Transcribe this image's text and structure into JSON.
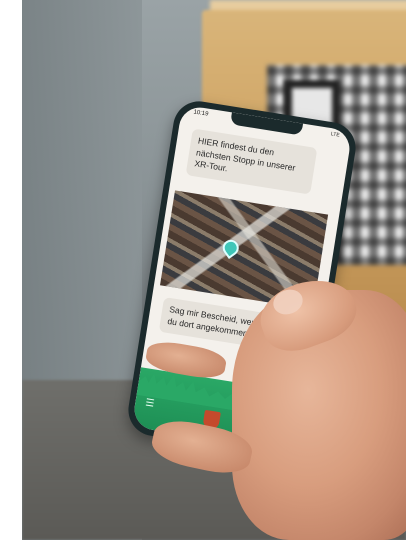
{
  "phone_screen": {
    "status_time": "10:19",
    "status_right": "LTE",
    "message_1": "HIER findest du den nächsten Stopp in unserer XR-Tour.",
    "message_2": "Sag mir Bescheid, wenn du dort angekommen bist!"
  },
  "colors": {
    "footer_green": "#2aa866",
    "bubble_bg": "#e6e2db",
    "crate_wood": "#cfa464",
    "skin": "#d89d7e"
  },
  "icons": [
    "menu-icon",
    "location-pin-icon",
    "crest-icon"
  ]
}
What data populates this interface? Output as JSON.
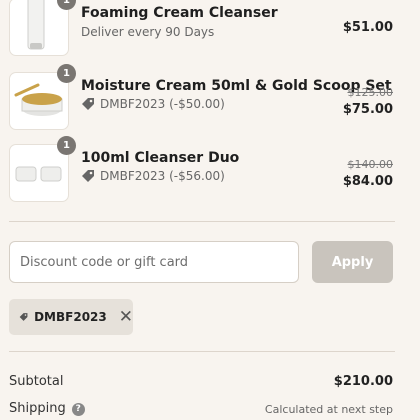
{
  "cart": {
    "items": [
      {
        "quantity": "1",
        "name": "Foaming Cream Cleanser",
        "subtitle": "Deliver every 90 Days",
        "price": "$51.00"
      },
      {
        "quantity": "1",
        "name": "Moisture Cream 50ml & Gold Scoop Set",
        "discount": "DMBF2023 (-$50.00)",
        "original_price": "$125.00",
        "price": "$75.00"
      },
      {
        "quantity": "1",
        "name": "100ml Cleanser Duo",
        "discount": "DMBF2023 (-$56.00)",
        "original_price": "$140.00",
        "price": "$84.00"
      }
    ]
  },
  "discount": {
    "placeholder": "Discount code or gift card",
    "apply_label": "Apply",
    "applied_code": "DMBF2023",
    "remove_symbol": "✕"
  },
  "summary": {
    "subtotal_label": "Subtotal",
    "subtotal_value": "$210.00",
    "shipping_label": "Shipping",
    "help_symbol": "?",
    "shipping_value": "Calculated at next step"
  },
  "colors": {
    "background": "#f8f4ef",
    "apply_button": "#c9c4bd",
    "badge": "#7a7672"
  }
}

**WHAT IS BEING ASKED:** Write out, word for word, the line containing "What data populates" and each line after it to the end of the data, and nothing more. Drop the pictures.

**OUTPUT FOR THIS EXERCISE:**
What data populates this interface? Output as JSON.
{
  "cart": {
    "items": [
      {
        "quantity": "1",
        "name": "Foaming Cream Cleanser",
        "subtitle": "Deliver every 90 Days",
        "price": "$51.00"
      },
      {
        "quantity": "1",
        "name": "Moisture Cream 50ml & Gold Scoop Set",
        "discount": "DMBF2023 (-$50.00)",
        "original_price": "$125.00",
        "price": "$75.00"
      },
      {
        "quantity": "1",
        "name": "100ml Cleanser Duo",
        "discount": "DMBF2023 (-$56.00)",
        "original_price": "$140.00",
        "price": "$84.00"
      }
    ]
  },
  "discount": {
    "placeholder": "Discount code or gift card",
    "apply_label": "Apply",
    "applied_code": "DMBF2023",
    "remove_symbol": "✕"
  },
  "summary": {
    "subtotal_label": "Subtotal",
    "subtotal_value": "$210.00",
    "shipping_label": "Shipping",
    "help_symbol": "?",
    "shipping_value": "Calculated at next step"
  },
  "colors": {
    "background": "#f8f4ef",
    "apply_button": "#c9c4bd",
    "badge": "#7a7672"
  }
}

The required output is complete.